PROVIDED INFORMATION start

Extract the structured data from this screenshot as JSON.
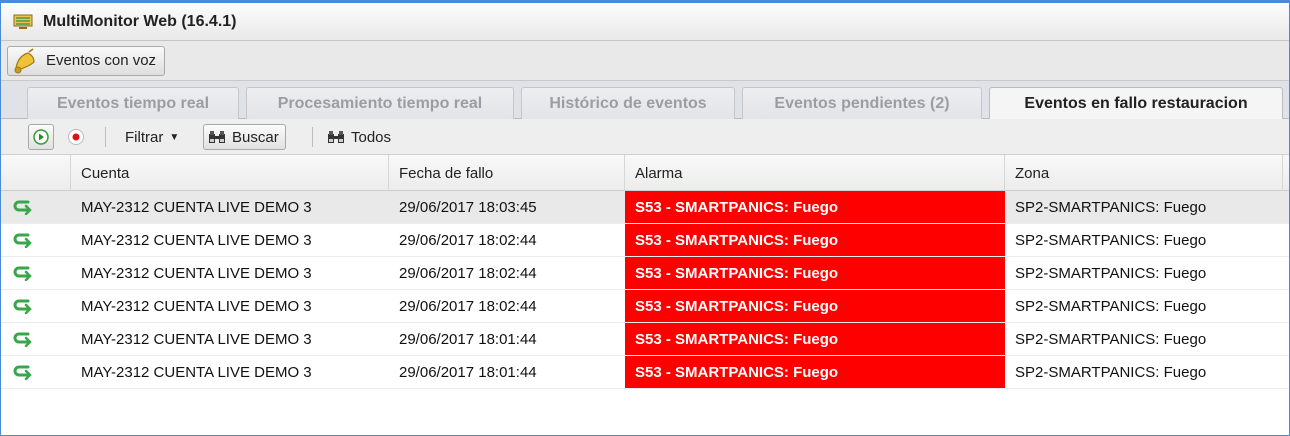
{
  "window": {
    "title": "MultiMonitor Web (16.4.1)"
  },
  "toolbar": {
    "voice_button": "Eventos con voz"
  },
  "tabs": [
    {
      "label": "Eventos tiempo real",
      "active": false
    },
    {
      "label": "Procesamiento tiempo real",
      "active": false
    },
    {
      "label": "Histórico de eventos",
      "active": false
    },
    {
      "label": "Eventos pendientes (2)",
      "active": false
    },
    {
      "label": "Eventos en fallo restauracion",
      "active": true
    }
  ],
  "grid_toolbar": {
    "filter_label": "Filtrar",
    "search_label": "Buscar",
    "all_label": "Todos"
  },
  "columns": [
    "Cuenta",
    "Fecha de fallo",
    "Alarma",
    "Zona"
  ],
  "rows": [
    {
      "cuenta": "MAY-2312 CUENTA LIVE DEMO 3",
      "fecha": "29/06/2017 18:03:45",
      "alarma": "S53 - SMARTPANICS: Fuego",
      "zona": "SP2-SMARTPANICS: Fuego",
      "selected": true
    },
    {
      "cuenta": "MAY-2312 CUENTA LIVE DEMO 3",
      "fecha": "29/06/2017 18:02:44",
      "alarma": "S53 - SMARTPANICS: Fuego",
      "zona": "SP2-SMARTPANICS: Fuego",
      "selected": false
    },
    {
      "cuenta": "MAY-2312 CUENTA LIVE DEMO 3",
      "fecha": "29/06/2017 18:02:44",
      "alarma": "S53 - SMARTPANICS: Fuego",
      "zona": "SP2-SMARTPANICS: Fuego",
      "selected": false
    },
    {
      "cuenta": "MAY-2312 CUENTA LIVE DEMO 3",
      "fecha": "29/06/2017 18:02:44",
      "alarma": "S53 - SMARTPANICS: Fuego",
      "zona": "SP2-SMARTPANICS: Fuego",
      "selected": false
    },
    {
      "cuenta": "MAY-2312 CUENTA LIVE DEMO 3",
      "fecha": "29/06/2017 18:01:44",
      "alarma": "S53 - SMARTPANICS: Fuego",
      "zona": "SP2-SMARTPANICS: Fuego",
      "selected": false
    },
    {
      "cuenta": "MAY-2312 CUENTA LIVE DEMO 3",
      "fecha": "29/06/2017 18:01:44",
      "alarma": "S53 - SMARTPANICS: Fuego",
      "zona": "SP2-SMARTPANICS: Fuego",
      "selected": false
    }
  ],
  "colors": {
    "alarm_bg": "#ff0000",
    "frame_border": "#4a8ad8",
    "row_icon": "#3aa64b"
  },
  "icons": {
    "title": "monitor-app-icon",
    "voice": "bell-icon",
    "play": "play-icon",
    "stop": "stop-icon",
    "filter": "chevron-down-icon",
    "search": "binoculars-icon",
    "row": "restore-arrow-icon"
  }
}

PROVIDED INFORMATION end

• PROBLEM REQUIREMENTS: Reproduce every record word for word. The copy must contain no pictures.

• THE COMPLETED TASK:
Extract the structured data from this screenshot as JSON.
{
  "window": {
    "title": "MultiMonitor Web (16.4.1)"
  },
  "toolbar": {
    "voice_button": "Eventos con voz"
  },
  "tabs": [
    {
      "label": "Eventos tiempo real",
      "active": false
    },
    {
      "label": "Procesamiento tiempo real",
      "active": false
    },
    {
      "label": "Histórico de eventos",
      "active": false
    },
    {
      "label": "Eventos pendientes (2)",
      "active": false
    },
    {
      "label": "Eventos en fallo restauracion",
      "active": true
    }
  ],
  "grid_toolbar": {
    "filter_label": "Filtrar",
    "search_label": "Buscar",
    "all_label": "Todos"
  },
  "columns": [
    "Cuenta",
    "Fecha de fallo",
    "Alarma",
    "Zona"
  ],
  "rows": [
    {
      "cuenta": "MAY-2312 CUENTA LIVE DEMO 3",
      "fecha": "29/06/2017 18:03:45",
      "alarma": "S53 - SMARTPANICS: Fuego",
      "zona": "SP2-SMARTPANICS: Fuego",
      "selected": true
    },
    {
      "cuenta": "MAY-2312 CUENTA LIVE DEMO 3",
      "fecha": "29/06/2017 18:02:44",
      "alarma": "S53 - SMARTPANICS: Fuego",
      "zona": "SP2-SMARTPANICS: Fuego",
      "selected": false
    },
    {
      "cuenta": "MAY-2312 CUENTA LIVE DEMO 3",
      "fecha": "29/06/2017 18:02:44",
      "alarma": "S53 - SMARTPANICS: Fuego",
      "zona": "SP2-SMARTPANICS: Fuego",
      "selected": false
    },
    {
      "cuenta": "MAY-2312 CUENTA LIVE DEMO 3",
      "fecha": "29/06/2017 18:02:44",
      "alarma": "S53 - SMARTPANICS: Fuego",
      "zona": "SP2-SMARTPANICS: Fuego",
      "selected": false
    },
    {
      "cuenta": "MAY-2312 CUENTA LIVE DEMO 3",
      "fecha": "29/06/2017 18:01:44",
      "alarma": "S53 - SMARTPANICS: Fuego",
      "zona": "SP2-SMARTPANICS: Fuego",
      "selected": false
    },
    {
      "cuenta": "MAY-2312 CUENTA LIVE DEMO 3",
      "fecha": "29/06/2017 18:01:44",
      "alarma": "S53 - SMARTPANICS: Fuego",
      "zona": "SP2-SMARTPANICS: Fuego",
      "selected": false
    }
  ],
  "colors": {
    "alarm_bg": "#ff0000",
    "frame_border": "#4a8ad8",
    "row_icon": "#3aa64b"
  },
  "icons": {
    "title": "monitor-app-icon",
    "voice": "bell-icon",
    "play": "play-icon",
    "stop": "stop-icon",
    "filter": "chevron-down-icon",
    "search": "binoculars-icon",
    "row": "restore-arrow-icon"
  }
}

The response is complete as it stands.